### TASK DETAILS
Repeat the whole listing exactly.

# START OF EXTRACTED MATERIAL

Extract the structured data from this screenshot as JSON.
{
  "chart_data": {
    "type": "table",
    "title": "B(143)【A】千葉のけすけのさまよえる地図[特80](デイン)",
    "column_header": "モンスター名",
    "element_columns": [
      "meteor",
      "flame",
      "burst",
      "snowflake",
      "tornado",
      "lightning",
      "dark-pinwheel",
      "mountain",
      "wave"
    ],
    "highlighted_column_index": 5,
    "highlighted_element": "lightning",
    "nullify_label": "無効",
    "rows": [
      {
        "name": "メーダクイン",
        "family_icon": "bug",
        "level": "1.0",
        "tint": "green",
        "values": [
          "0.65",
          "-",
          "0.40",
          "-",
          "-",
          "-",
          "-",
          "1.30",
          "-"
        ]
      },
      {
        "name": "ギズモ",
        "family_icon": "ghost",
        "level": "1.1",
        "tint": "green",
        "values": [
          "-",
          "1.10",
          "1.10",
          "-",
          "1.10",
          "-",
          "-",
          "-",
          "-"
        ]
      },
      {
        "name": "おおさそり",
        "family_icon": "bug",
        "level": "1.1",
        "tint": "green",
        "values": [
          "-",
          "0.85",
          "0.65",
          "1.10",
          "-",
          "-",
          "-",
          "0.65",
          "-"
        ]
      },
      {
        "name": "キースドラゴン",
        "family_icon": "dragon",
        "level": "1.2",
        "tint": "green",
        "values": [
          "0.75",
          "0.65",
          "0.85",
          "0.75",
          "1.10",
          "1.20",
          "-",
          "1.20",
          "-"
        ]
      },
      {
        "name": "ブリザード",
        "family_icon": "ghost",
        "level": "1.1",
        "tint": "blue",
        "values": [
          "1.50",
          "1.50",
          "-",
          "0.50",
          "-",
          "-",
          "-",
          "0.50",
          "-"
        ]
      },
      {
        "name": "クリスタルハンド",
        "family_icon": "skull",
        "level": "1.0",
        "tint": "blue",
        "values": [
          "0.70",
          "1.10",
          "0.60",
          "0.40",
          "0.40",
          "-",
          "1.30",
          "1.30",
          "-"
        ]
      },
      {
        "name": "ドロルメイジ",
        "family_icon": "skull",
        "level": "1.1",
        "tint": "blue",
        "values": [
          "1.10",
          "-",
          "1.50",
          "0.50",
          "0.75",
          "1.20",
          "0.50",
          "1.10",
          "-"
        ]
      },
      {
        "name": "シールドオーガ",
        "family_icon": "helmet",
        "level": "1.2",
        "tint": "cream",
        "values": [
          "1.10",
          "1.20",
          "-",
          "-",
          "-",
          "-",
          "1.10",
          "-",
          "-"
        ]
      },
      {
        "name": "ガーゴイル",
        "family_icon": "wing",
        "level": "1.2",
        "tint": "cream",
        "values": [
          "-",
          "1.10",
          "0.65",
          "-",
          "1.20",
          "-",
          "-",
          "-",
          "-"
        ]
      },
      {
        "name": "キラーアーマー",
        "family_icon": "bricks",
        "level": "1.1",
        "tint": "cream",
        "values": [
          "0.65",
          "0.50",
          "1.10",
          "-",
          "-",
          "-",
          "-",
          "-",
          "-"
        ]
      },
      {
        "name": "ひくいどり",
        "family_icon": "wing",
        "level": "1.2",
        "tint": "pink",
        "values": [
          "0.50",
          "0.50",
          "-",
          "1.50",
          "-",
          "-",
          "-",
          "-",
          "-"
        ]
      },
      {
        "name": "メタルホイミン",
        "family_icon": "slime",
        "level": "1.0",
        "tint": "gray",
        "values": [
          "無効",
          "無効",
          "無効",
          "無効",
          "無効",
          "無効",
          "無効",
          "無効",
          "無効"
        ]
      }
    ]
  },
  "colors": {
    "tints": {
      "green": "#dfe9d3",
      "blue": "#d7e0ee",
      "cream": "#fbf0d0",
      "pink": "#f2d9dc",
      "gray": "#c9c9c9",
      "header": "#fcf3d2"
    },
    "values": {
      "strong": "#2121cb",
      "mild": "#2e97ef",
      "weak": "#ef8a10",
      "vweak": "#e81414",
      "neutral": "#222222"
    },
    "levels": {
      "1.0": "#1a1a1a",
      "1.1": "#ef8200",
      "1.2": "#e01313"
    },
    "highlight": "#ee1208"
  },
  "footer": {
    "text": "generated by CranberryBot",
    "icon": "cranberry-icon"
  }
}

# END OF EXTRACTED MATERIAL

### ANSWER FOR THE TASK
Extract the structured data from this screenshot as JSON.
{
  "chart_data": {
    "type": "table",
    "title": "B(143)【A】千葉のけすけのさまよえる地図[特80](デイン)",
    "column_header": "モンスター名",
    "element_columns": [
      "meteor",
      "flame",
      "burst",
      "snowflake",
      "tornado",
      "lightning",
      "dark-pinwheel",
      "mountain",
      "wave"
    ],
    "highlighted_column_index": 5,
    "highlighted_element": "lightning",
    "nullify_label": "無効",
    "rows": [
      {
        "name": "メーダクイン",
        "family_icon": "bug",
        "level": "1.0",
        "tint": "green",
        "values": [
          "0.65",
          "-",
          "0.40",
          "-",
          "-",
          "-",
          "-",
          "1.30",
          "-"
        ]
      },
      {
        "name": "ギズモ",
        "family_icon": "ghost",
        "level": "1.1",
        "tint": "green",
        "values": [
          "-",
          "1.10",
          "1.10",
          "-",
          "1.10",
          "-",
          "-",
          "-",
          "-"
        ]
      },
      {
        "name": "おおさそり",
        "family_icon": "bug",
        "level": "1.1",
        "tint": "green",
        "values": [
          "-",
          "0.85",
          "0.65",
          "1.10",
          "-",
          "-",
          "-",
          "0.65",
          "-"
        ]
      },
      {
        "name": "キースドラゴン",
        "family_icon": "dragon",
        "level": "1.2",
        "tint": "green",
        "values": [
          "0.75",
          "0.65",
          "0.85",
          "0.75",
          "1.10",
          "1.20",
          "-",
          "1.20",
          "-"
        ]
      },
      {
        "name": "ブリザード",
        "family_icon": "ghost",
        "level": "1.1",
        "tint": "blue",
        "values": [
          "1.50",
          "1.50",
          "-",
          "0.50",
          "-",
          "-",
          "-",
          "0.50",
          "-"
        ]
      },
      {
        "name": "クリスタルハンド",
        "family_icon": "skull",
        "level": "1.0",
        "tint": "blue",
        "values": [
          "0.70",
          "1.10",
          "0.60",
          "0.40",
          "0.40",
          "-",
          "1.30",
          "1.30",
          "-"
        ]
      },
      {
        "name": "ドロルメイジ",
        "family_icon": "skull",
        "level": "1.1",
        "tint": "blue",
        "values": [
          "1.10",
          "-",
          "1.50",
          "0.50",
          "0.75",
          "1.20",
          "0.50",
          "1.10",
          "-"
        ]
      },
      {
        "name": "シールドオーガ",
        "family_icon": "helmet",
        "level": "1.2",
        "tint": "cream",
        "values": [
          "1.10",
          "1.20",
          "-",
          "-",
          "-",
          "-",
          "1.10",
          "-",
          "-"
        ]
      },
      {
        "name": "ガーゴイル",
        "family_icon": "wing",
        "level": "1.2",
        "tint": "cream",
        "values": [
          "-",
          "1.10",
          "0.65",
          "-",
          "1.20",
          "-",
          "-",
          "-",
          "-"
        ]
      },
      {
        "name": "キラーアーマー",
        "family_icon": "bricks",
        "level": "1.1",
        "tint": "cream",
        "values": [
          "0.65",
          "0.50",
          "1.10",
          "-",
          "-",
          "-",
          "-",
          "-",
          "-"
        ]
      },
      {
        "name": "ひくいどり",
        "family_icon": "wing",
        "level": "1.2",
        "tint": "pink",
        "values": [
          "0.50",
          "0.50",
          "-",
          "1.50",
          "-",
          "-",
          "-",
          "-",
          "-"
        ]
      },
      {
        "name": "メタルホイミン",
        "family_icon": "slime",
        "level": "1.0",
        "tint": "gray",
        "values": [
          "無効",
          "無効",
          "無効",
          "無効",
          "無効",
          "無効",
          "無効",
          "無効",
          "無効"
        ]
      }
    ]
  },
  "colors": {
    "tints": {
      "green": "#dfe9d3",
      "blue": "#d7e0ee",
      "cream": "#fbf0d0",
      "pink": "#f2d9dc",
      "gray": "#c9c9c9",
      "header": "#fcf3d2"
    },
    "values": {
      "strong": "#2121cb",
      "mild": "#2e97ef",
      "weak": "#ef8a10",
      "vweak": "#e81414",
      "neutral": "#222222"
    },
    "levels": {
      "1.0": "#1a1a1a",
      "1.1": "#ef8200",
      "1.2": "#e01313"
    },
    "highlight": "#ee1208"
  },
  "footer": {
    "text": "generated by CranberryBot",
    "icon": "cranberry-icon"
  }
}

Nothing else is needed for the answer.